- EXERCISE GOAL:
Pull out every line of the listing below where "оснований" appears.

- DATA LINES:
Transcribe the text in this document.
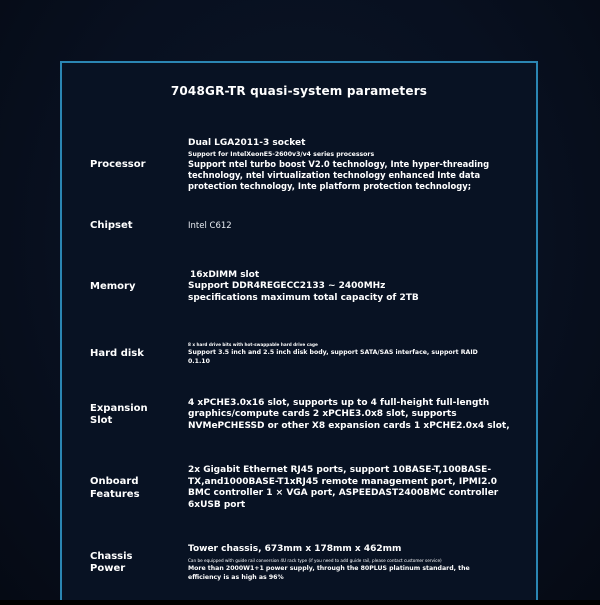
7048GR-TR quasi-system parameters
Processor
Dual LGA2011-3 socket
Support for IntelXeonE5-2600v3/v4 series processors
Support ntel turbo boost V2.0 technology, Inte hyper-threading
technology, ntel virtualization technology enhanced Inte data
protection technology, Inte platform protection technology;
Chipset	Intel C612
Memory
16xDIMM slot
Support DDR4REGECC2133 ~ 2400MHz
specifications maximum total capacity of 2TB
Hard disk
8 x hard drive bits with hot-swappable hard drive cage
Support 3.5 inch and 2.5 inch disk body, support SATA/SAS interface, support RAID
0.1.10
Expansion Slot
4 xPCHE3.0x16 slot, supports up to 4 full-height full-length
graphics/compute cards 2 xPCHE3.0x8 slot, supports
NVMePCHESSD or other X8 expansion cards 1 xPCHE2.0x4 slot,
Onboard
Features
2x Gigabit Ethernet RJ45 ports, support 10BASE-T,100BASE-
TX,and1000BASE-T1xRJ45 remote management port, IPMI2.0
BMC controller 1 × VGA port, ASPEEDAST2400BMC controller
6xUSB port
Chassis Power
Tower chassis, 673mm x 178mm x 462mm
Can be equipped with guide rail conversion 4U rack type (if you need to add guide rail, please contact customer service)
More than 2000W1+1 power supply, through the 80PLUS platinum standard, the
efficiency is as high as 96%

* * *

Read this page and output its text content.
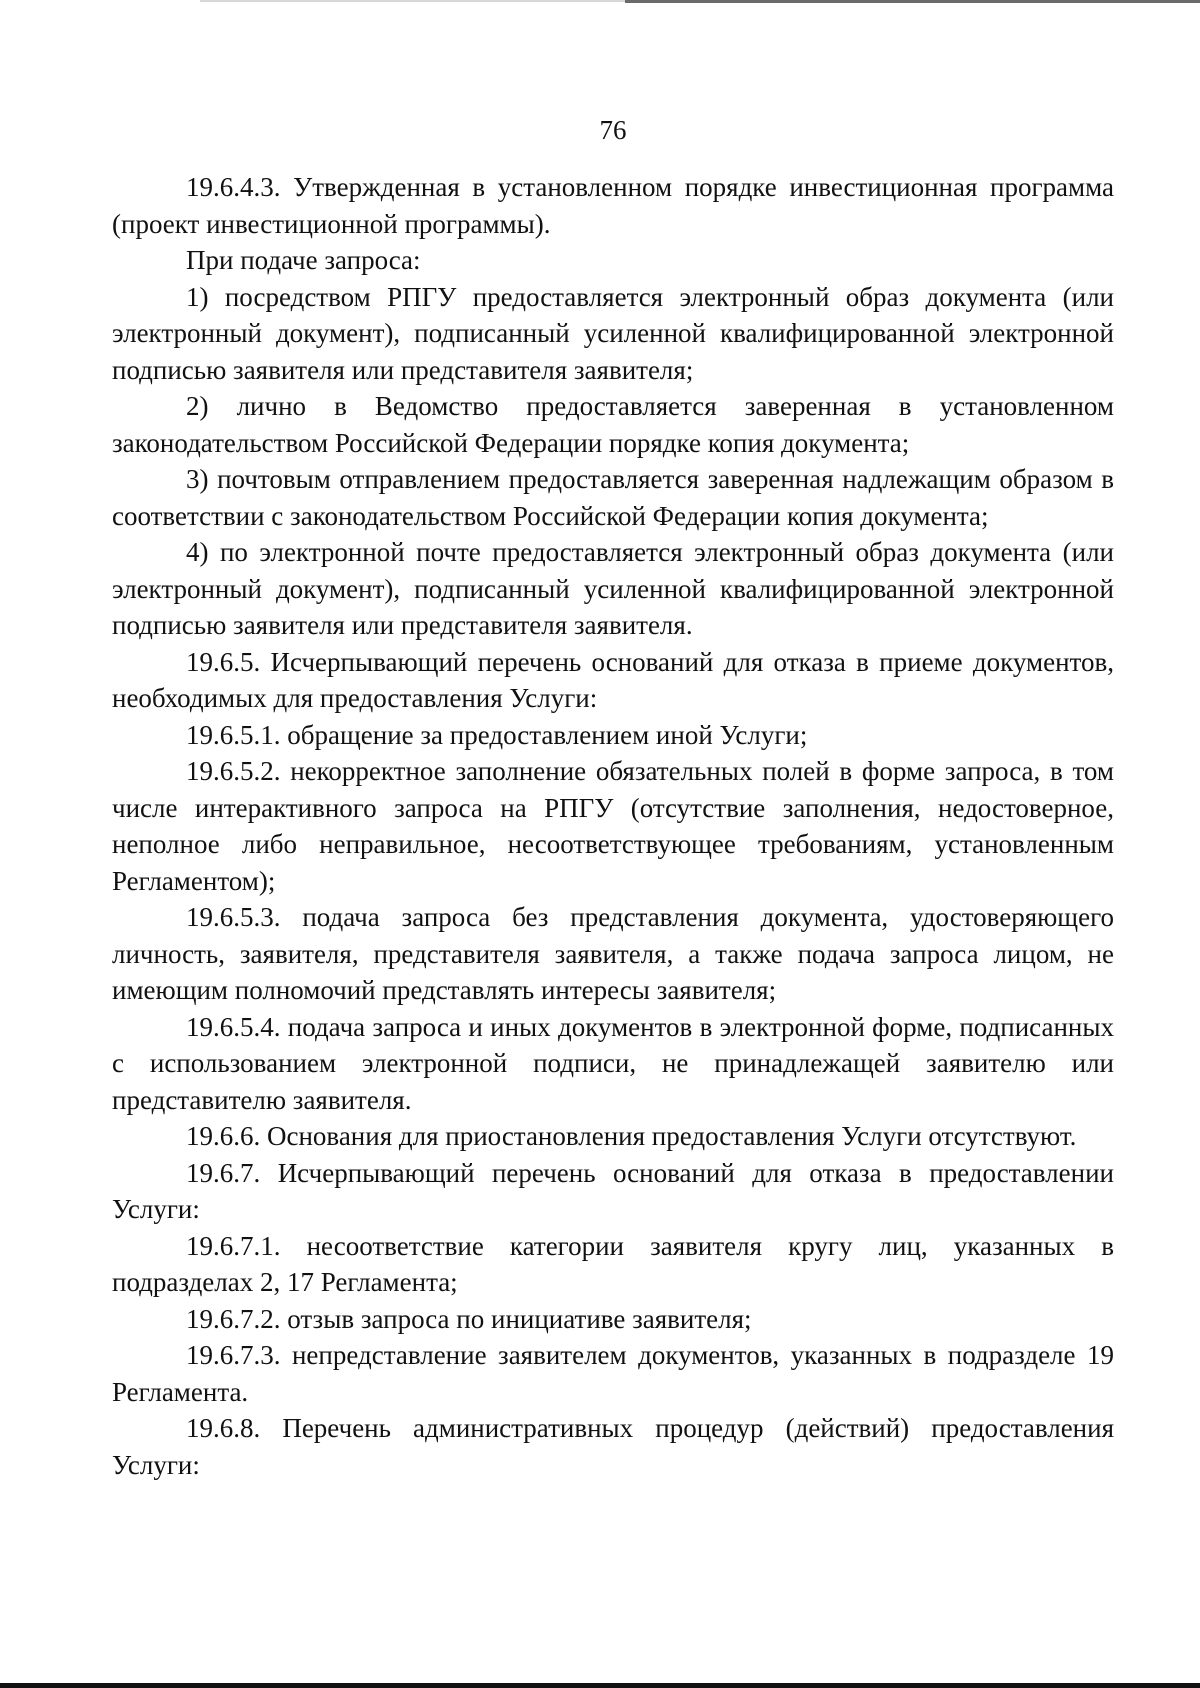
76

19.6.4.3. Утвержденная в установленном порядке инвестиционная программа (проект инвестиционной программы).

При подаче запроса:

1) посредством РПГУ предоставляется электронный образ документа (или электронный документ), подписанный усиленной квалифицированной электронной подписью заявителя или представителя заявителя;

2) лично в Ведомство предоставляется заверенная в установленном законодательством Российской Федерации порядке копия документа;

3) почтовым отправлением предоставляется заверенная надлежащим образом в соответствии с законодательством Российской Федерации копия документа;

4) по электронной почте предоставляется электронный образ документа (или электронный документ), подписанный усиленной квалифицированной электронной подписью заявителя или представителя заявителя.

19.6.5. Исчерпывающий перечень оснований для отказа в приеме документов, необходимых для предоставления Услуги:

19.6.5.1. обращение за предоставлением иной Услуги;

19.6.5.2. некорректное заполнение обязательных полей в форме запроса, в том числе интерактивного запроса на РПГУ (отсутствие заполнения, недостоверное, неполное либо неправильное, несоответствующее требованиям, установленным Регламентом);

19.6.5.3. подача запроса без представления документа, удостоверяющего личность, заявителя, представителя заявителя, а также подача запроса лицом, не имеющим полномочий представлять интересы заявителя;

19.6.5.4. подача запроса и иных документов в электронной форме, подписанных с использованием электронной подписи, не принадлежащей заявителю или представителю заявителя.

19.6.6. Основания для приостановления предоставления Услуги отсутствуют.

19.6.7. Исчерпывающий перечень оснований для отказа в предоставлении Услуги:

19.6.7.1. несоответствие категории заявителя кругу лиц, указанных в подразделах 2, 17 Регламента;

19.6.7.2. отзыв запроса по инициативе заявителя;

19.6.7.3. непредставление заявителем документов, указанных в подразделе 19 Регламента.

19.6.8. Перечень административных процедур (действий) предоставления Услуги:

- FINISHED TASK:
19.6.5. Исчерпывающий перечень оснований для отказа в приеме документов, необходимых для предоставления Услуги:
19.6.7. Исчерпывающий перечень оснований для отказа в предоставлении Услуги:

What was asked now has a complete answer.